» **THE PROBLEM**
Please output every line of the material as it stands, without the pictures.

(Dataset entries on figures)

============

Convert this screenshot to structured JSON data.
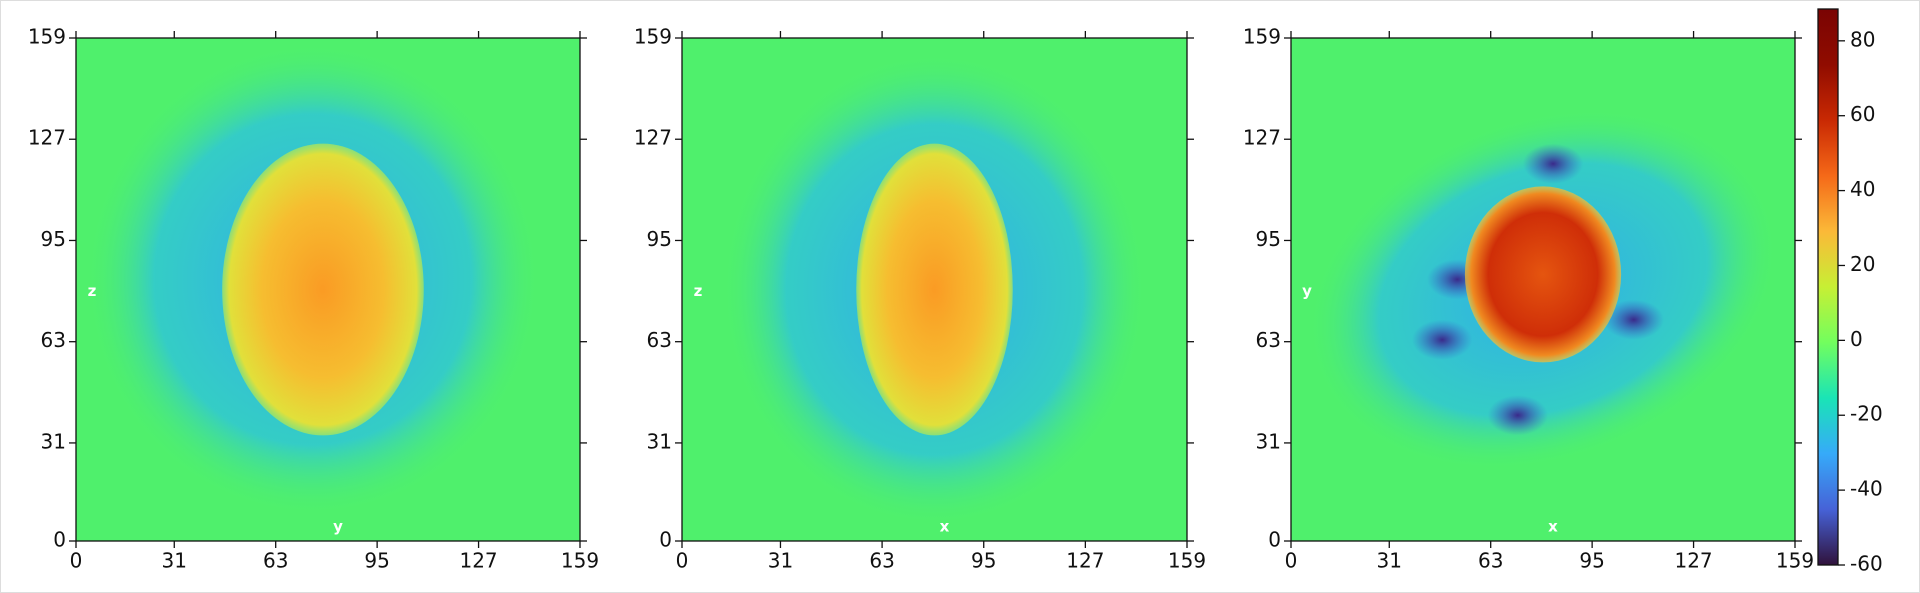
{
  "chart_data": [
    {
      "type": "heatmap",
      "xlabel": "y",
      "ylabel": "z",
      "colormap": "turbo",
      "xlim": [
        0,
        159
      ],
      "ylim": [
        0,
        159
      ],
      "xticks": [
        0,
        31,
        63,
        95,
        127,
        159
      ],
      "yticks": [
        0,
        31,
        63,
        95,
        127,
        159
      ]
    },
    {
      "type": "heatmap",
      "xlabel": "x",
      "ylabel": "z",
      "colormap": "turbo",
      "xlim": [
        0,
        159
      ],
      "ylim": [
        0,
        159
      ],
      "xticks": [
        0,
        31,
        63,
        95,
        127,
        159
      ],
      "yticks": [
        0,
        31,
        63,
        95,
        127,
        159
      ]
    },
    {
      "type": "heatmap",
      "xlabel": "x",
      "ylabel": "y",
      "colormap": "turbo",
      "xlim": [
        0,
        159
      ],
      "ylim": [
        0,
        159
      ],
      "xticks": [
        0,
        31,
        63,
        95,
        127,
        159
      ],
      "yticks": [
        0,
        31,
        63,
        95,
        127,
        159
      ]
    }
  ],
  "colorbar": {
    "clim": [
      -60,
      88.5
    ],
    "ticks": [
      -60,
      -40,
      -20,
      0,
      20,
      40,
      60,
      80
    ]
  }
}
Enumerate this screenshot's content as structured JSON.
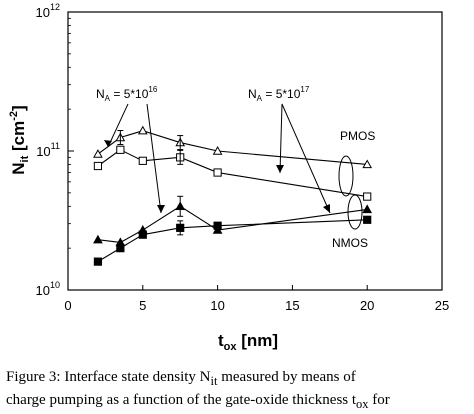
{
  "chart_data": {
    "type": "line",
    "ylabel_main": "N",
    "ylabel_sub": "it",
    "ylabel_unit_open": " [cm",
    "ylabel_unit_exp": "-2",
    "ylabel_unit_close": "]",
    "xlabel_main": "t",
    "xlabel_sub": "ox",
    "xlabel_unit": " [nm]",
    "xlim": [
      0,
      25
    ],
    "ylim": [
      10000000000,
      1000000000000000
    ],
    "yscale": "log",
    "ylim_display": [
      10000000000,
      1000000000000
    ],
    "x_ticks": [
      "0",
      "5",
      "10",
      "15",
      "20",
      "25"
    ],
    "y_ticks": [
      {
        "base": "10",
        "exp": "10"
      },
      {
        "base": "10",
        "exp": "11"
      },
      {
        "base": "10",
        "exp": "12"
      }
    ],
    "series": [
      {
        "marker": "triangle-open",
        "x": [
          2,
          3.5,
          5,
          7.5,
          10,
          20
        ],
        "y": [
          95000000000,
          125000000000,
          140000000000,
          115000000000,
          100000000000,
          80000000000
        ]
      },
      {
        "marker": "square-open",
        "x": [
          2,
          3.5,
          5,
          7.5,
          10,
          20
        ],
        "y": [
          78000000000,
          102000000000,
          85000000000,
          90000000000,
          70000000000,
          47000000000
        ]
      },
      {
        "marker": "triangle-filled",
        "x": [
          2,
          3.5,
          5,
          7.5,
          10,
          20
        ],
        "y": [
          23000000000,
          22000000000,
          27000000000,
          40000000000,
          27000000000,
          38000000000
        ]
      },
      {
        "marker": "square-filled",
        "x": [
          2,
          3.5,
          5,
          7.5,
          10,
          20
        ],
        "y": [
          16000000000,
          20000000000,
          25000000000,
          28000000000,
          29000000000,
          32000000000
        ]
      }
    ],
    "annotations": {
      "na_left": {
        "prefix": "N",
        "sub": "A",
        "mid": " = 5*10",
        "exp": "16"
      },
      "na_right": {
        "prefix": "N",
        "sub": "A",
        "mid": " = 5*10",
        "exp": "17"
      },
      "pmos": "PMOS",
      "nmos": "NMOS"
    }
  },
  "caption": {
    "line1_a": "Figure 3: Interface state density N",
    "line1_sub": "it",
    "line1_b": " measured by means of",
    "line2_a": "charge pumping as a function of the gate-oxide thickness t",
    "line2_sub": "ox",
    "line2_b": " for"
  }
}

============

» **CORRECT OUTPUT**
Convert this screenshot to structured JSON data.
{
  "chart_data": [
    {
      "type": "heatmap",
      "xlabel": "y",
      "ylabel": "z",
      "colormap": "turbo",
      "xlim": [
        0,
        159
      ],
      "ylim": [
        0,
        159
      ],
      "xticks": [
        0,
        31,
        63,
        95,
        127,
        159
      ],
      "yticks": [
        0,
        31,
        63,
        95,
        127,
        159
      ]
    },
    {
      "type": "heatmap",
      "xlabel": "x",
      "ylabel": "z",
      "colormap": "turbo",
      "xlim": [
        0,
        159
      ],
      "ylim": [
        0,
        159
      ],
      "xticks": [
        0,
        31,
        63,
        95,
        127,
        159
      ],
      "yticks": [
        0,
        31,
        63,
        95,
        127,
        159
      ]
    },
    {
      "type": "heatmap",
      "xlabel": "x",
      "ylabel": "y",
      "colormap": "turbo",
      "xlim": [
        0,
        159
      ],
      "ylim": [
        0,
        159
      ],
      "xticks": [
        0,
        31,
        63,
        95,
        127,
        159
      ],
      "yticks": [
        0,
        31,
        63,
        95,
        127,
        159
      ]
    }
  ],
  "colorbar": {
    "clim": [
      -60,
      88.5
    ],
    "ticks": [
      -60,
      -40,
      -20,
      0,
      20,
      40,
      60,
      80
    ]
  }
}
Enumerate this screenshot's content as structured JSON.
{
  "chart_data": {
    "type": "line",
    "ylabel_main": "N",
    "ylabel_sub": "it",
    "ylabel_unit_open": " [cm",
    "ylabel_unit_exp": "-2",
    "ylabel_unit_close": "]",
    "xlabel_main": "t",
    "xlabel_sub": "ox",
    "xlabel_unit": " [nm]",
    "xlim": [
      0,
      25
    ],
    "ylim": [
      10000000000,
      1000000000000000
    ],
    "yscale": "log",
    "ylim_display": [
      10000000000,
      1000000000000
    ],
    "x_ticks": [
      "0",
      "5",
      "10",
      "15",
      "20",
      "25"
    ],
    "y_ticks": [
      {
        "base": "10",
        "exp": "10"
      },
      {
        "base": "10",
        "exp": "11"
      },
      {
        "base": "10",
        "exp": "12"
      }
    ],
    "series": [
      {
        "marker": "triangle-open",
        "x": [
          2,
          3.5,
          5,
          7.5,
          10,
          20
        ],
        "y": [
          95000000000,
          125000000000,
          140000000000,
          115000000000,
          100000000000,
          80000000000
        ]
      },
      {
        "marker": "square-open",
        "x": [
          2,
          3.5,
          5,
          7.5,
          10,
          20
        ],
        "y": [
          78000000000,
          102000000000,
          85000000000,
          90000000000,
          70000000000,
          47000000000
        ]
      },
      {
        "marker": "triangle-filled",
        "x": [
          2,
          3.5,
          5,
          7.5,
          10,
          20
        ],
        "y": [
          23000000000,
          22000000000,
          27000000000,
          40000000000,
          27000000000,
          38000000000
        ]
      },
      {
        "marker": "square-filled",
        "x": [
          2,
          3.5,
          5,
          7.5,
          10,
          20
        ],
        "y": [
          16000000000,
          20000000000,
          25000000000,
          28000000000,
          29000000000,
          32000000000
        ]
      }
    ],
    "annotations": {
      "na_left": {
        "prefix": "N",
        "sub": "A",
        "mid": " = 5*10",
        "exp": "16"
      },
      "na_right": {
        "prefix": "N",
        "sub": "A",
        "mid": " = 5*10",
        "exp": "17"
      },
      "pmos": "PMOS",
      "nmos": "NMOS"
    }
  },
  "caption": {
    "line1_a": "Figure 3: Interface state density N",
    "line1_sub": "it",
    "line1_b": " measured by means of",
    "line2_a": "charge pumping as a function of the gate-oxide thickness t",
    "line2_sub": "ox",
    "line2_b": " for"
  }
}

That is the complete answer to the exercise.